### Aim
From the entries below, copy every line that holds the word "color".

..............................

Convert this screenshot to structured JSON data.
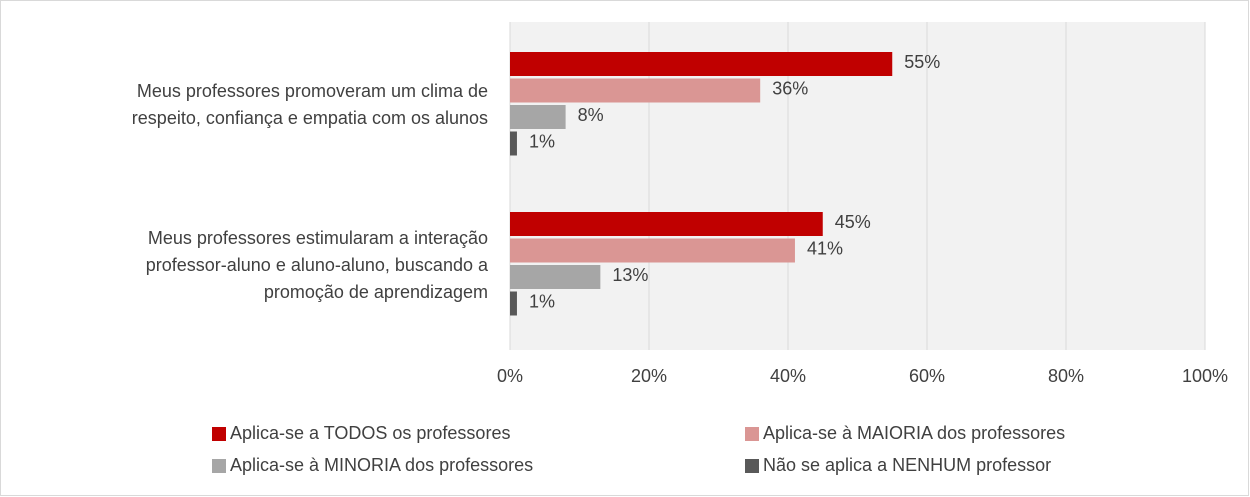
{
  "chart_data": {
    "type": "barh",
    "categories": [
      "Meus professores promoveram um clima de\nrespeito, confiança e empatia com os alunos",
      "Meus professores estimularam a interação\nprofessor-aluno e aluno-aluno, buscando a\npromoção de aprendizagem"
    ],
    "series": [
      {
        "name": "Aplica-se a TODOS os professores",
        "color": "#c00000",
        "values": [
          55,
          45
        ],
        "value_labels": [
          "55%",
          "45%"
        ]
      },
      {
        "name": "Aplica-se à MAIORIA dos professores",
        "color": "#da9694",
        "values": [
          36,
          41
        ],
        "value_labels": [
          "36%",
          "41%"
        ]
      },
      {
        "name": "Aplica-se à MINORIA dos professores",
        "color": "#a6a6a6",
        "values": [
          8,
          13
        ],
        "value_labels": [
          "8%",
          "13%"
        ]
      },
      {
        "name": "Não se aplica a NENHUM professor",
        "color": "#595959",
        "values": [
          1,
          1
        ],
        "value_labels": [
          "1%",
          "1%"
        ]
      }
    ],
    "xlim": [
      0,
      100
    ],
    "xticks": [
      {
        "value": 0,
        "label": "0%"
      },
      {
        "value": 20,
        "label": "20%"
      },
      {
        "value": 40,
        "label": "40%"
      },
      {
        "value": 60,
        "label": "60%"
      },
      {
        "value": 80,
        "label": "80%"
      },
      {
        "value": 100,
        "label": "100%"
      }
    ],
    "grid": true,
    "legend": "bottom"
  }
}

..............................

### Answer for this exercise
        "color": "#c00000",
        "color": "#da9694",
        "color": "#a6a6a6",
        "color": "#595959",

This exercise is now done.